### 요구 사항
목록에서 "- svg-text:100: 100: [37, 95, 52, 105]" 문구가 있는 줄부터 "Output each element" 문구가 있는 줄까지 한 글자도 바꾸지 말고 그대로 옮겨 적으세요. 처음과 마지막 줄도 포함합니다.

주석이 달린 요소 항목:
____
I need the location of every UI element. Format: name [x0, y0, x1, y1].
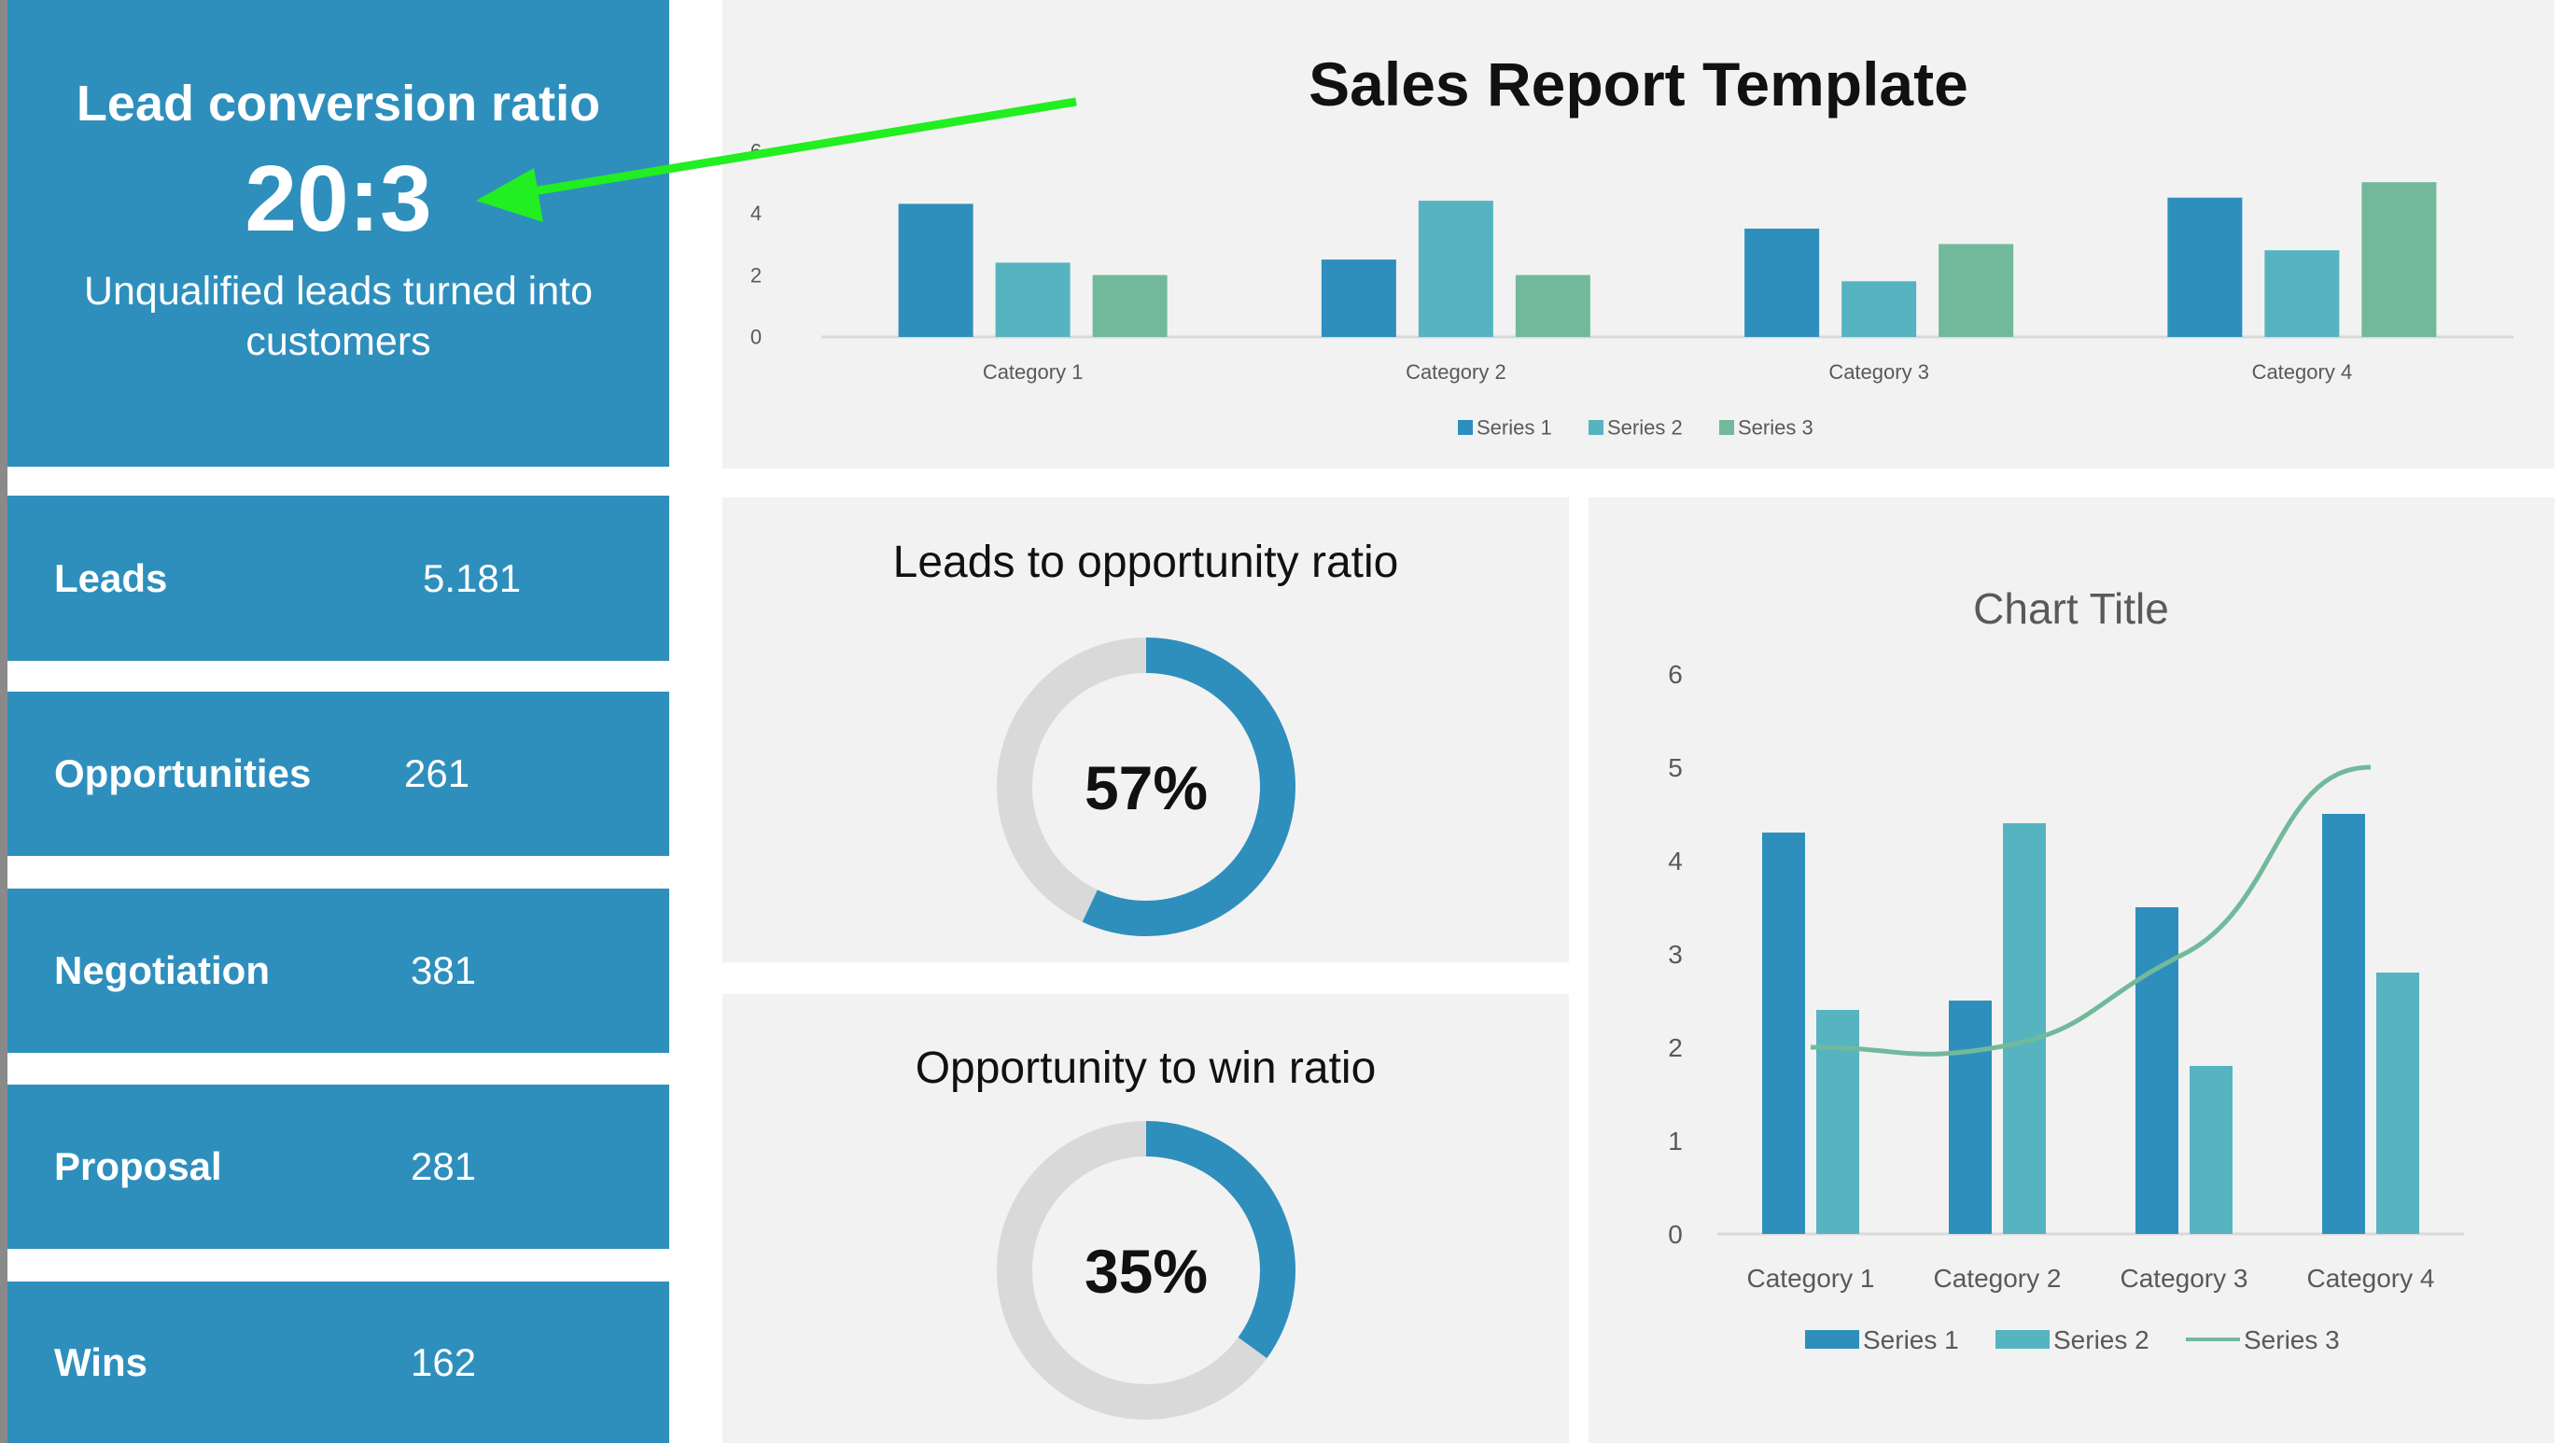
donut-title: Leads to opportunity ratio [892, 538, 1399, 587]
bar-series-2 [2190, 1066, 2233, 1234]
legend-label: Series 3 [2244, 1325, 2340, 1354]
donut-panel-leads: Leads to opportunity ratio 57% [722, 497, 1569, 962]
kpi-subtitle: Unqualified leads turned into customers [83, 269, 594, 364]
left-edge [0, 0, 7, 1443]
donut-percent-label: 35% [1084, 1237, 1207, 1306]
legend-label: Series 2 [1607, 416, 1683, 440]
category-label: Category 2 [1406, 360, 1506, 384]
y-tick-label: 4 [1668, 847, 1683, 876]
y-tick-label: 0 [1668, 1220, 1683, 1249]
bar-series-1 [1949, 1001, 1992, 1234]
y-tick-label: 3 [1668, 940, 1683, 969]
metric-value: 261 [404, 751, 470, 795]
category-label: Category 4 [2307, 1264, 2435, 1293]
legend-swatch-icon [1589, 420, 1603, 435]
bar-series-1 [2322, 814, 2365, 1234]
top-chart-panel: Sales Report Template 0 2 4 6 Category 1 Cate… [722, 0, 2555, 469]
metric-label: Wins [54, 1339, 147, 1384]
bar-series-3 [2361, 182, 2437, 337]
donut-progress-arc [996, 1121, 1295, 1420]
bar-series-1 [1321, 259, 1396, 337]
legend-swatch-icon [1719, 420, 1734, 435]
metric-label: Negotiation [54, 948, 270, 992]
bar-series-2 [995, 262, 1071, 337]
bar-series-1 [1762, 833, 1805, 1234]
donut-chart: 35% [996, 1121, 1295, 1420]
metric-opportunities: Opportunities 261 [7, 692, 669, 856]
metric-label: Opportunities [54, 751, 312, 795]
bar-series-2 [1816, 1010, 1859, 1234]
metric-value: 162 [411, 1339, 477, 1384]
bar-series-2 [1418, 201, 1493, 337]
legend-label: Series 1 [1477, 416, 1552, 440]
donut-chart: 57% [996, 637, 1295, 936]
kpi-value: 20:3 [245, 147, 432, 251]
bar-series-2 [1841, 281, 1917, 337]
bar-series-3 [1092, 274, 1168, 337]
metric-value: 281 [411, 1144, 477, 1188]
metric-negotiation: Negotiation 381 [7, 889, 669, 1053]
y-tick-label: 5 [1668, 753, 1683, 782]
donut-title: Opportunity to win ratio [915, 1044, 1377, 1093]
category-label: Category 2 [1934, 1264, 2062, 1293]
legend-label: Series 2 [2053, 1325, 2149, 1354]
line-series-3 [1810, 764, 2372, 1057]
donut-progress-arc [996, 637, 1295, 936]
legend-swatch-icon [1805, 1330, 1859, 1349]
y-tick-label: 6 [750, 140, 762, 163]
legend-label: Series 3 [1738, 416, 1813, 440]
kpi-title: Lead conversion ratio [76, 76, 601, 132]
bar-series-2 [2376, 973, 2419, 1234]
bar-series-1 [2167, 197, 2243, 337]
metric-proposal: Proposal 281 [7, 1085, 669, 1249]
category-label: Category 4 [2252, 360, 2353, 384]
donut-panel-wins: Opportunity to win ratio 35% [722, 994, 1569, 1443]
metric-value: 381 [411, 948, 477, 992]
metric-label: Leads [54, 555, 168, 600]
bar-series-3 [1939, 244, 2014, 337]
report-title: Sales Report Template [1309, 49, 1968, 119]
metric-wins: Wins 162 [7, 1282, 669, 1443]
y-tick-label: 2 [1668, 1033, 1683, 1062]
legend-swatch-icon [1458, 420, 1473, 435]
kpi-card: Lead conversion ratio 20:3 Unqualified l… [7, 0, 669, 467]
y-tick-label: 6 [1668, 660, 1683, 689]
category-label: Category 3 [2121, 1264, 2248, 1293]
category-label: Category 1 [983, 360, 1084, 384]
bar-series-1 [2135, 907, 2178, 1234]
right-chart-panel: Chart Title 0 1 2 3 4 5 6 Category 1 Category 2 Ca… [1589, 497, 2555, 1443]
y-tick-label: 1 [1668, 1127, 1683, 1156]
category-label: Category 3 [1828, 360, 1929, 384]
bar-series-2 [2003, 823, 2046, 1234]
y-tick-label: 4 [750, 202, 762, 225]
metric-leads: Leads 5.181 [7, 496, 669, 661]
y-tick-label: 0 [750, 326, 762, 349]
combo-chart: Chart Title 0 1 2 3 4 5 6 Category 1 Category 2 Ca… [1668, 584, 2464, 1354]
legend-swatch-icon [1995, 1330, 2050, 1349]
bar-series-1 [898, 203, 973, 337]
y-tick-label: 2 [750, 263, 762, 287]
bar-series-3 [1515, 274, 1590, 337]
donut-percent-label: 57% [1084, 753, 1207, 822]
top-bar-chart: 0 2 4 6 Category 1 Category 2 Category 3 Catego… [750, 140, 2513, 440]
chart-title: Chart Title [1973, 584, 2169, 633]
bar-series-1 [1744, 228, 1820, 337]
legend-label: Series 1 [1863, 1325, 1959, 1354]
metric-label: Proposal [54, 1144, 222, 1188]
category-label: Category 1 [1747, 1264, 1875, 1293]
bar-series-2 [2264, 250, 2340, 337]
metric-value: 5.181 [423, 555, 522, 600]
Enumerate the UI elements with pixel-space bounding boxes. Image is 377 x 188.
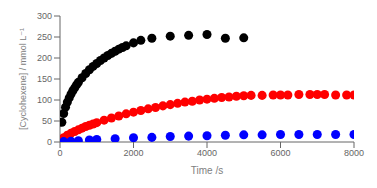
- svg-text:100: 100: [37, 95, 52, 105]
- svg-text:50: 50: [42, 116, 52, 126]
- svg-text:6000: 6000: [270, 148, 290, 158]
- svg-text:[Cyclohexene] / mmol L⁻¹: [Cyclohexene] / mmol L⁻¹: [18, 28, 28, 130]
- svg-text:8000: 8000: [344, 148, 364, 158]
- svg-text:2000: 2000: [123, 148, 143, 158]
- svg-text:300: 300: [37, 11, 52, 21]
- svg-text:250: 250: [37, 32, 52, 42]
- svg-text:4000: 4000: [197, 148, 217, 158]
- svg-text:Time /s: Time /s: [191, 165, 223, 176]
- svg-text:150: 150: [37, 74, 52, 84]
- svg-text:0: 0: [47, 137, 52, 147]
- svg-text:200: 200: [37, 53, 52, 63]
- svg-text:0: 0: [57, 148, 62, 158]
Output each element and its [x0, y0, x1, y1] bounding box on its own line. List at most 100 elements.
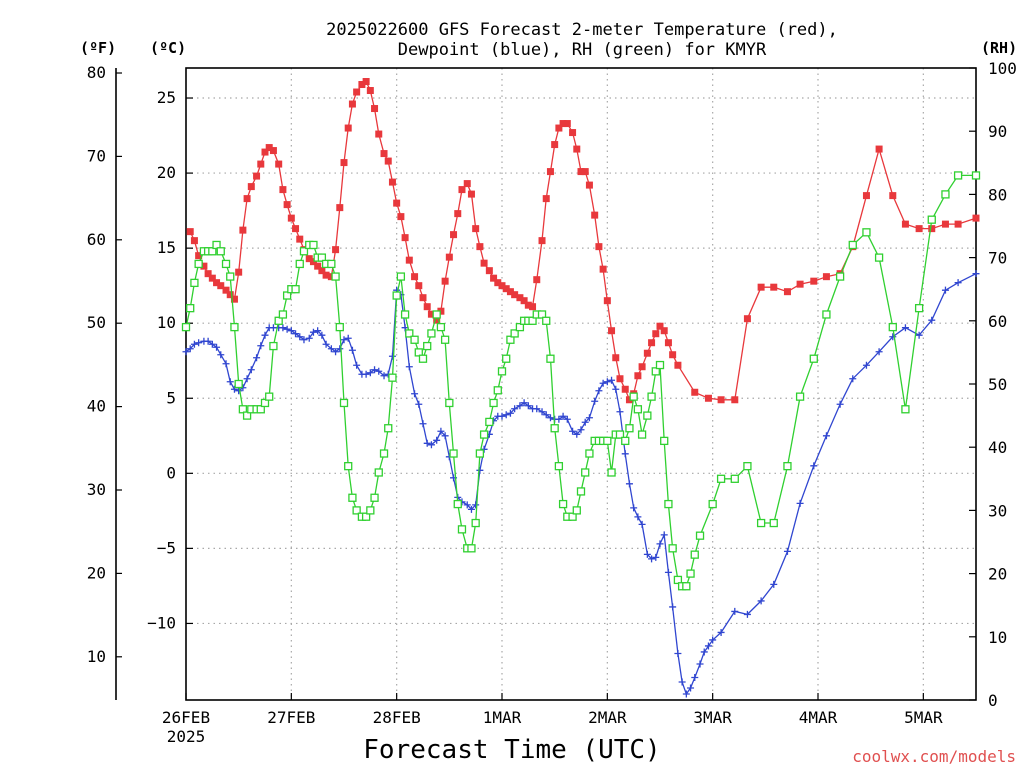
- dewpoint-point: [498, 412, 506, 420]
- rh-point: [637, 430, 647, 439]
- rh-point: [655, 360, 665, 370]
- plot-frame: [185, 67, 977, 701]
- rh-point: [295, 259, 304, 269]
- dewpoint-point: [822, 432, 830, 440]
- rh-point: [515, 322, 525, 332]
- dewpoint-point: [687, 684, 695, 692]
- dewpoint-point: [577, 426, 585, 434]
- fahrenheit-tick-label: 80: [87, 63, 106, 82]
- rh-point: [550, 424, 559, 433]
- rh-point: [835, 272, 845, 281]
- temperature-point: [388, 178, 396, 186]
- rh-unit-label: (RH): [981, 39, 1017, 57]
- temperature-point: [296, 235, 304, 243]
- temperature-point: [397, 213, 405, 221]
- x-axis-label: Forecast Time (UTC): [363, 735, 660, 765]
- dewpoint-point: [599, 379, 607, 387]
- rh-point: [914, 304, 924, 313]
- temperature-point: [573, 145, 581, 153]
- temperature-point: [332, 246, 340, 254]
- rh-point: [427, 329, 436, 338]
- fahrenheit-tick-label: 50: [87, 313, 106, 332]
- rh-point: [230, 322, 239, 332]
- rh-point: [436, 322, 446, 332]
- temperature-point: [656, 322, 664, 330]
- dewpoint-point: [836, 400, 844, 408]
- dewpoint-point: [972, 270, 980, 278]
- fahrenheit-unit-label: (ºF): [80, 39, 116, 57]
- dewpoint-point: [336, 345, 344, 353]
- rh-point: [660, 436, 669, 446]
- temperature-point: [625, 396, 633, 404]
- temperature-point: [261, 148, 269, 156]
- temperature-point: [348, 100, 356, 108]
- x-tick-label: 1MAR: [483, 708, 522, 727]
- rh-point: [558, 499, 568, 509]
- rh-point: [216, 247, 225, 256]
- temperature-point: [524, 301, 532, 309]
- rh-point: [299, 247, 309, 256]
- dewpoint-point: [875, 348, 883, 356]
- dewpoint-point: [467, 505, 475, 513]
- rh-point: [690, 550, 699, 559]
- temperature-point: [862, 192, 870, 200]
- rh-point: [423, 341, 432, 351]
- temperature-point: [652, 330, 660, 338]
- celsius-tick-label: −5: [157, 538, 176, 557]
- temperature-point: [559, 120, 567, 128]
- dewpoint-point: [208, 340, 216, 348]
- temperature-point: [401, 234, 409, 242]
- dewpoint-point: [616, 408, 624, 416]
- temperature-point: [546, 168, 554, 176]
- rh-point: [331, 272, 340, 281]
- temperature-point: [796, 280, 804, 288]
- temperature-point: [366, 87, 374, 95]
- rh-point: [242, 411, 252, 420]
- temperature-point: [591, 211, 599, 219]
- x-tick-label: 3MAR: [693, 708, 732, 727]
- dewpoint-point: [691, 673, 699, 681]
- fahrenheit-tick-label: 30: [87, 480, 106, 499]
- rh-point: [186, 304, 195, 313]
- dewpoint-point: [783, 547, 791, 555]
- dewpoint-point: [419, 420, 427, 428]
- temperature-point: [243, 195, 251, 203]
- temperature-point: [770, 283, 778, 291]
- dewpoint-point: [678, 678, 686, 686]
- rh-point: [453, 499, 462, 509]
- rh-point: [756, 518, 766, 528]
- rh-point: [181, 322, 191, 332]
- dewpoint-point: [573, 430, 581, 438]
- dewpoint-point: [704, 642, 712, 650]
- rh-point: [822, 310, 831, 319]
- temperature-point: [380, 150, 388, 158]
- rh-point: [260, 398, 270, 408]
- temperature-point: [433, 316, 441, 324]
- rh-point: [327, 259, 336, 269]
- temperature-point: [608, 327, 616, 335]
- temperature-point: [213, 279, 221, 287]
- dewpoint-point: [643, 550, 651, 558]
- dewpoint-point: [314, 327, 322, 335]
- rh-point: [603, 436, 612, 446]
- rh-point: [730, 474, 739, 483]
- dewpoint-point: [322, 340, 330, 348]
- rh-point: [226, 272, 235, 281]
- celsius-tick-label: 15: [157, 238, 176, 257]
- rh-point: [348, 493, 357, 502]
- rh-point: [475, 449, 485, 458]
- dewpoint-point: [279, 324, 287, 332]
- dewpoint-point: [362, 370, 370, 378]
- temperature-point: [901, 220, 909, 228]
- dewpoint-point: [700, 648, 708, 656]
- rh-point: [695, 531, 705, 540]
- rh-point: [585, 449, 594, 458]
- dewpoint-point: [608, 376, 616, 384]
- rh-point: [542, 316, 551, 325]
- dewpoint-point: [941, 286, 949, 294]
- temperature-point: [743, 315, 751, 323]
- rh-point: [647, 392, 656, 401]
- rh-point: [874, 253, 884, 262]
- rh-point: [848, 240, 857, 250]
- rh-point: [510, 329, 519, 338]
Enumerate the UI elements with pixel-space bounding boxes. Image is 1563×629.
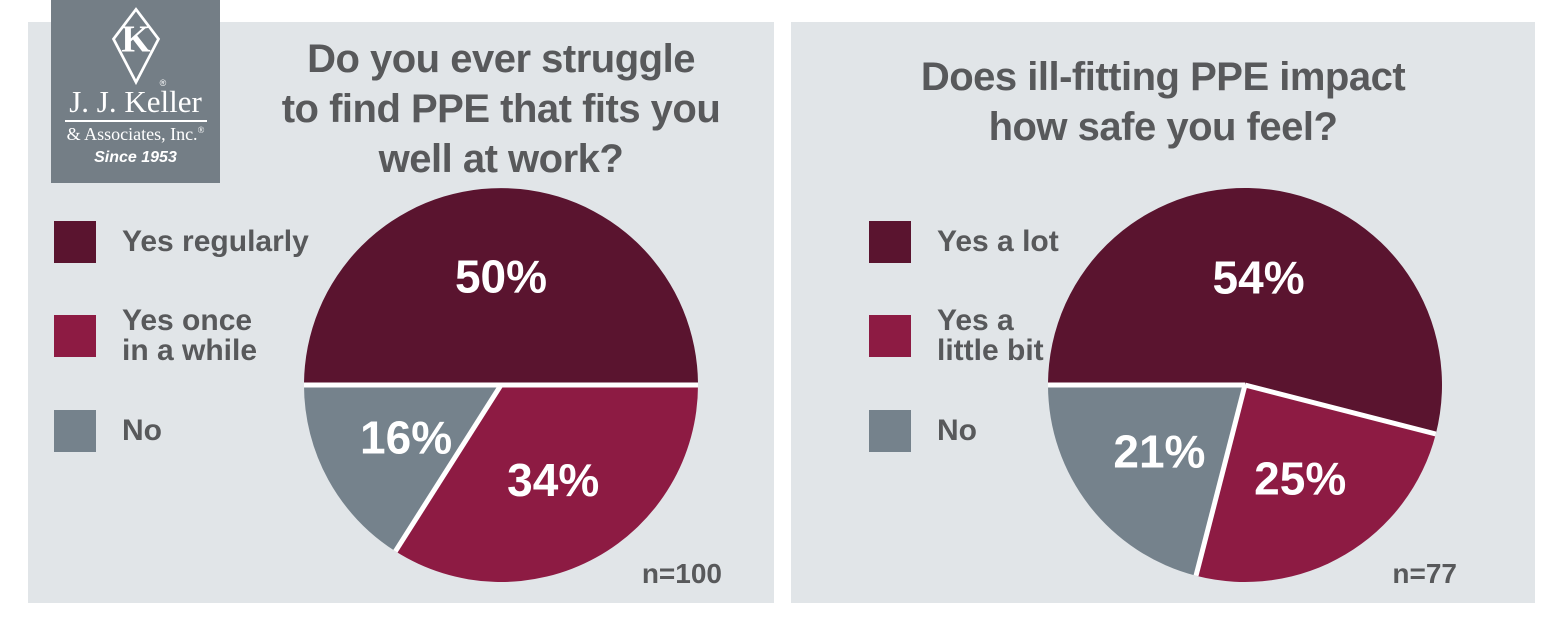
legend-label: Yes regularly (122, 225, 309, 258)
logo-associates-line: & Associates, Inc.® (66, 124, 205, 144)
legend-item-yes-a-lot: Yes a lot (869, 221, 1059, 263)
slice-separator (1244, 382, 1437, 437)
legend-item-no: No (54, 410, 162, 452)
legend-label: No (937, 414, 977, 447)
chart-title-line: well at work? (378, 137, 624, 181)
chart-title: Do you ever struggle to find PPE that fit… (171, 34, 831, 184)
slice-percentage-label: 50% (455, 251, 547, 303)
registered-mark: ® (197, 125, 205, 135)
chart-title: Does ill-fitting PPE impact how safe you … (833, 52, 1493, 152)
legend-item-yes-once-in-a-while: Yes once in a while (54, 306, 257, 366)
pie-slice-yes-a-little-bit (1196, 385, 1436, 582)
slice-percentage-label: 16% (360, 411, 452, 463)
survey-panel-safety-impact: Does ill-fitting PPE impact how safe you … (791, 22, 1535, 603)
____
### 결과
- svg-text:100: 100: [37, 95, 52, 105]
- svg-text:50: 50: [42, 116, 52, 126]
- svg-text:6000: 6000: [270, 148, 290, 158]
- svg-text:[Cyclohexene] / mmol L⁻¹: [Cyclohexene] / mmol L⁻¹: [18, 28, 28, 130]
- svg-text:8000: 8000: [344, 148, 364, 158]
- svg-text:2000: 2000: [123, 148, 143, 158]
- svg-text:300: 300: [37, 11, 52, 21]
- svg-text:250: 250: [37, 32, 52, 42]
- svg-text:4000: 4000: [197, 148, 217, 158]
- svg-text:Time /s: Time /s: [191, 165, 223, 176]
- svg-text:150: 150: [37, 74, 52, 84]
- svg-text:0: 0: [47, 137, 52, 147]
- svg-text:200: 200: [37, 53, 52, 63]
- svg-text:0: 0: [57, 148, 62, 158]
Output each element and its [x0, y0, x1, y1] bounding box on its own line. List at most 100 elements.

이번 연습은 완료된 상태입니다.